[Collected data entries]
◆ ◆ ◆

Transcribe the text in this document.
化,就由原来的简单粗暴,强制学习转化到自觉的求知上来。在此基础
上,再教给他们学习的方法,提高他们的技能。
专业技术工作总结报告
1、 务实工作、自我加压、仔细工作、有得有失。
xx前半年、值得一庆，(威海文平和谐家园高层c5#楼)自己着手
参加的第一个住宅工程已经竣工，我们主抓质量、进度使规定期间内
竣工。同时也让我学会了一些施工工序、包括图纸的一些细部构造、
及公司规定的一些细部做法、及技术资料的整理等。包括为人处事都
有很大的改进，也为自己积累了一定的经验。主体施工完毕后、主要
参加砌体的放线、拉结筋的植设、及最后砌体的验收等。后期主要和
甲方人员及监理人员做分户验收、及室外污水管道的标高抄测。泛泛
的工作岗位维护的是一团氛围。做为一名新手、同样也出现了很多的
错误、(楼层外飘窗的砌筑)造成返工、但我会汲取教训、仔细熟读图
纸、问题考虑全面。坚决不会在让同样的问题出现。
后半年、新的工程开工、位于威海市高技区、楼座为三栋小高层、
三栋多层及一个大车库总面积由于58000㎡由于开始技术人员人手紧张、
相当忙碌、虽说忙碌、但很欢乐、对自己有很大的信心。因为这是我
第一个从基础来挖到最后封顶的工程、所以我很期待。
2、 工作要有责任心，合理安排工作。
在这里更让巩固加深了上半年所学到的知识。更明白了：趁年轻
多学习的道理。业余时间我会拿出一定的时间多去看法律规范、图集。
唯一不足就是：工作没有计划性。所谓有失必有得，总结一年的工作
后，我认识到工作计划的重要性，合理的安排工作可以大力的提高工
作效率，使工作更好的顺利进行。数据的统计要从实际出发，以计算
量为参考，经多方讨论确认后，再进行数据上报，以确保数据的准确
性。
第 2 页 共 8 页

◆ ◆ ◆

### SET EXERCISE
Output all of the data again, exactly.

### SOLUTION TO THIS TASK
Transcribe the text in this document.
化,就由原来的简单粗暴,强制学习转化到自觉的求知上来。在此基础
上,再教给他们学习的方法,提高他们的技能。
专业技术工作总结报告
1、 务实工作、自我加压、仔细工作、有得有失。
xx前半年、值得一庆，(威海文平和谐家园高层c5#楼)自己着手
参加的第一个住宅工程已经竣工，我们主抓质量、进度使规定期间内
竣工。同时也让我学会了一些施工工序、包括图纸的一些细部构造、
及公司规定的一些细部做法、及技术资料的整理等。包括为人处事都
有很大的改进，也为自己积累了一定的经验。主体施工完毕后、主要
参加砌体的放线、拉结筋的植设、及最后砌体的验收等。后期主要和
甲方人员及监理人员做分户验收、及室外污水管道的标高抄测。泛泛
的工作岗位维护的是一团氛围。做为一名新手、同样也出现了很多的
错误、(楼层外飘窗的砌筑)造成返工、但我会汲取教训、仔细熟读图
纸、问题考虑全面。坚决不会在让同样的问题出现。
后半年、新的工程开工、位于威海市高技区、楼座为三栋小高层、
三栋多层及一个大车库总面积由于58000㎡由于开始技术人员人手紧张、
相当忙碌、虽说忙碌、但很欢乐、对自己有很大的信心。因为这是我
第一个从基础来挖到最后封顶的工程、所以我很期待。
2、 工作要有责任心，合理安排工作。
在这里更让巩固加深了上半年所学到的知识。更明白了：趁年轻
多学习的道理。业余时间我会拿出一定的时间多去看法律规范、图集。
唯一不足就是：工作没有计划性。所谓有失必有得，总结一年的工作
后，我认识到工作计划的重要性，合理的安排工作可以大力的提高工
作效率，使工作更好的顺利进行。数据的统计要从实际出发，以计算
量为参考，经多方讨论确认后，再进行数据上报，以确保数据的准确
性。
第 2 页 共 8 页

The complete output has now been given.